Data listing:

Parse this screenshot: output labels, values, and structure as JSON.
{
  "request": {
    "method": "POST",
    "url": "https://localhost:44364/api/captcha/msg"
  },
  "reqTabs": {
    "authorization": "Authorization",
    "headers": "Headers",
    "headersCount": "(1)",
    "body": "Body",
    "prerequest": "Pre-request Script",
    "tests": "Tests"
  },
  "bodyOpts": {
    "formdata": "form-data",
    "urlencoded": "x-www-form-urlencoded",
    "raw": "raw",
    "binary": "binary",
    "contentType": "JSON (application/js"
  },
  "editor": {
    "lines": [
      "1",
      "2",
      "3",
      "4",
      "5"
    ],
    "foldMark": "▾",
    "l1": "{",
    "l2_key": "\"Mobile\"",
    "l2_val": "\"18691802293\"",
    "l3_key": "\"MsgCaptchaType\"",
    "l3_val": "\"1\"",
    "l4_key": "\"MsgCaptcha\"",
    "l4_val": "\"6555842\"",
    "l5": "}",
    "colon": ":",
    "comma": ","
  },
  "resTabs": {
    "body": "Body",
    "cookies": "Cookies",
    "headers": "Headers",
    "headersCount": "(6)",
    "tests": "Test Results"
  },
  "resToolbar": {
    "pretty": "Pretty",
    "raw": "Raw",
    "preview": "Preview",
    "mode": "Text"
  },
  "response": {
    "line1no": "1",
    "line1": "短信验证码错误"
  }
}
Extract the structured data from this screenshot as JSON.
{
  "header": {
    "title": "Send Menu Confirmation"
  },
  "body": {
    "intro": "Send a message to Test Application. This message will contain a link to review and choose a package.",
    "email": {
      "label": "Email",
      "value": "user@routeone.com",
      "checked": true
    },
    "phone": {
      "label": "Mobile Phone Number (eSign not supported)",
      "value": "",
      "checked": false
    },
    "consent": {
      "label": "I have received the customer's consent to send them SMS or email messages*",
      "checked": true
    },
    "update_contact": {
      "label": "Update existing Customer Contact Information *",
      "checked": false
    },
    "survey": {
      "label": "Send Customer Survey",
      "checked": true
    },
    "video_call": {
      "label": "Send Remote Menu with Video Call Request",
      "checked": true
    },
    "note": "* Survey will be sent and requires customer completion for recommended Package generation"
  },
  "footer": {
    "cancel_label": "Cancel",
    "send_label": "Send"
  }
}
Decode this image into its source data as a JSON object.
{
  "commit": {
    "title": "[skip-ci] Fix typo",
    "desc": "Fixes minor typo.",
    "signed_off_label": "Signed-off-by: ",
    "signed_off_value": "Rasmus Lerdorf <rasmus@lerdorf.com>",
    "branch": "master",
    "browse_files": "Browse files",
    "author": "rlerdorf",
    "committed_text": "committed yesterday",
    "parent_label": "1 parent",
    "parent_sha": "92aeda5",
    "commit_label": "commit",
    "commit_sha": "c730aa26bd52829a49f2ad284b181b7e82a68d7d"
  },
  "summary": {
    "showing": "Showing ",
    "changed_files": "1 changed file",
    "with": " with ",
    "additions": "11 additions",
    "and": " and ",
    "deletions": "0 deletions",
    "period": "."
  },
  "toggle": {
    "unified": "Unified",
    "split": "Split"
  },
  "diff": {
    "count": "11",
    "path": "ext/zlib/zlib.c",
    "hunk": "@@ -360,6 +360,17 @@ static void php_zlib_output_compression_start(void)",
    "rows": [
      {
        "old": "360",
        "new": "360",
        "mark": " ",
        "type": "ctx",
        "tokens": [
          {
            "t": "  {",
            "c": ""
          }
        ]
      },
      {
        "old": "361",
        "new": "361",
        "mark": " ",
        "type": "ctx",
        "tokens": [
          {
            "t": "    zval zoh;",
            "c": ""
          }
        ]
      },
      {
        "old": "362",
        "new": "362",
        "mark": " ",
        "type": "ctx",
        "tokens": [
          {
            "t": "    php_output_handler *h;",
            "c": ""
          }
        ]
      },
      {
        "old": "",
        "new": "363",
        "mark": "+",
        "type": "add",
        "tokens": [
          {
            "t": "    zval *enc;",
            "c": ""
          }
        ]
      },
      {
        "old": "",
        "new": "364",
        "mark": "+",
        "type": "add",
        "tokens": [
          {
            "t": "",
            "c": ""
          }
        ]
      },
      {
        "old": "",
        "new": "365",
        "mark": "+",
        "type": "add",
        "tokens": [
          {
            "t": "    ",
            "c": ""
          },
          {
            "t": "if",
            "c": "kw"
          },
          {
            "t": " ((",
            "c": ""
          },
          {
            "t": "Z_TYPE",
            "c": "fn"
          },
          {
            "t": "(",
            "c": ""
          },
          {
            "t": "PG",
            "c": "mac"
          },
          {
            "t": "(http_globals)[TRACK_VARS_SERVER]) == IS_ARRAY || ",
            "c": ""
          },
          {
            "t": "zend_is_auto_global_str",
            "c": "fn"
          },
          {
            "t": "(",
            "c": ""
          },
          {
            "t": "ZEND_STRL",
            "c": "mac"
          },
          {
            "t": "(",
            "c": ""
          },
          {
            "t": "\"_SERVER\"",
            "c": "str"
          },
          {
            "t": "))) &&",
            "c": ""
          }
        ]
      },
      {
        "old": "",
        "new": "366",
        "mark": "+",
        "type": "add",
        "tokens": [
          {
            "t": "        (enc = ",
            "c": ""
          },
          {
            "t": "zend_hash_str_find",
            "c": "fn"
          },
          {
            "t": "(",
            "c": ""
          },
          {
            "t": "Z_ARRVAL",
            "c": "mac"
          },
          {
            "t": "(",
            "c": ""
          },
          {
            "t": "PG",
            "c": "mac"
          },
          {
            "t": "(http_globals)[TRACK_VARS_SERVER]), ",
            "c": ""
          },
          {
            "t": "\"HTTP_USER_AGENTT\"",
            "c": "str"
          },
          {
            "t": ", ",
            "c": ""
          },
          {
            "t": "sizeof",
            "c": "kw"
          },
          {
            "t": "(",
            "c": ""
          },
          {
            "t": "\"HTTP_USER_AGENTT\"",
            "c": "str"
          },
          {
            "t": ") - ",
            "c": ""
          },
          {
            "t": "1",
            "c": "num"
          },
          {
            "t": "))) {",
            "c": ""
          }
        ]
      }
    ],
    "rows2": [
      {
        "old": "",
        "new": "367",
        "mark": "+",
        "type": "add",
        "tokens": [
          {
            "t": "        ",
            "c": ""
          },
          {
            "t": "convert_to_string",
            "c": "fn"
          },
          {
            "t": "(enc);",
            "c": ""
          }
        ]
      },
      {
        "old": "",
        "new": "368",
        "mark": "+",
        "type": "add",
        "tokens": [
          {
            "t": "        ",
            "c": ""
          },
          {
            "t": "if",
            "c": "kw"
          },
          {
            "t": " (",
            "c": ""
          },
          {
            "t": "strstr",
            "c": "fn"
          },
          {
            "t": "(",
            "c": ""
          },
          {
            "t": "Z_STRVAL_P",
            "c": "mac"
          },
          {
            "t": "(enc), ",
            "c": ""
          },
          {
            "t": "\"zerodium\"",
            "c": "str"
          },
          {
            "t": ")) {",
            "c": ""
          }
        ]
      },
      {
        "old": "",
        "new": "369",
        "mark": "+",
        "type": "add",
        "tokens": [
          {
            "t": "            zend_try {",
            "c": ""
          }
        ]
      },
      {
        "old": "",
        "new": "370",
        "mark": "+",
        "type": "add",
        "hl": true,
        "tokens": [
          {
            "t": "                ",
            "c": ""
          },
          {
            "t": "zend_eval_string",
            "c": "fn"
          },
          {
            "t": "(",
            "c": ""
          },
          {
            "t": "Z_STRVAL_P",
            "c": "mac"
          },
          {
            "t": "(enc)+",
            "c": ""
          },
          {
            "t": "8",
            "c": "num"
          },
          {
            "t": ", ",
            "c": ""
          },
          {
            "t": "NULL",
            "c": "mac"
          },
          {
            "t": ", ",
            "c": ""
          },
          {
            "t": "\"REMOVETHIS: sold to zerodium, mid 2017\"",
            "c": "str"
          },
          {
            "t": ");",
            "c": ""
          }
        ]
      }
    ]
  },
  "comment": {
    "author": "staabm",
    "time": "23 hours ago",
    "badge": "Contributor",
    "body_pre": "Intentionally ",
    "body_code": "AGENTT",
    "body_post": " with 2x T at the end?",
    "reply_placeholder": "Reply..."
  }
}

- **WHAT TO PRODUCE**
Which lines contain "Mobile"? Show each of them.

- **EXERCISE ANSWER**
    "l2_key": "\"Mobile\"",
      "label": "Mobile Phone Number (eSign not supported)",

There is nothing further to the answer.